» **What is needed**: Your task is to locate every line holding the string "Thalur" and to copy each of them.

==*==

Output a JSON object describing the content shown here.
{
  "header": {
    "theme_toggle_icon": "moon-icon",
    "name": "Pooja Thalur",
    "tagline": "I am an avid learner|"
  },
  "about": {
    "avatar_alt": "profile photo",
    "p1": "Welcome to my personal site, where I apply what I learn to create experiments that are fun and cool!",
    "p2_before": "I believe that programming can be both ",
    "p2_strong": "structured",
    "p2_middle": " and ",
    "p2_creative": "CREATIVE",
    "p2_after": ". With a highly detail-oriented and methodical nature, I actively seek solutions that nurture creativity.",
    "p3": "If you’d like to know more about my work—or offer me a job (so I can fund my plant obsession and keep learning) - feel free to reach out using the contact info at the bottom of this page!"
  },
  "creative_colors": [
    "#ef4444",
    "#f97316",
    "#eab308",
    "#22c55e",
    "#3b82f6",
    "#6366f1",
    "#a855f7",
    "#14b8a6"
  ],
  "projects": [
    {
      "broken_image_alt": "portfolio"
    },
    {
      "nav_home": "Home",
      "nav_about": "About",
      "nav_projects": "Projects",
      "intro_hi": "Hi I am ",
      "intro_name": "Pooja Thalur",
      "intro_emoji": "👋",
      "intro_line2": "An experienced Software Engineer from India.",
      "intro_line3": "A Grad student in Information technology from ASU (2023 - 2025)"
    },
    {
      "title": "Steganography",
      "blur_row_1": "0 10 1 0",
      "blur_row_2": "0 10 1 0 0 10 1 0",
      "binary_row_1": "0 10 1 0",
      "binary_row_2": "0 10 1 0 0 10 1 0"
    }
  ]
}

==*==

» **Result of this exercise**:
    "name": "Pooja Thalur",
      "intro_name": "Pooja Thalur",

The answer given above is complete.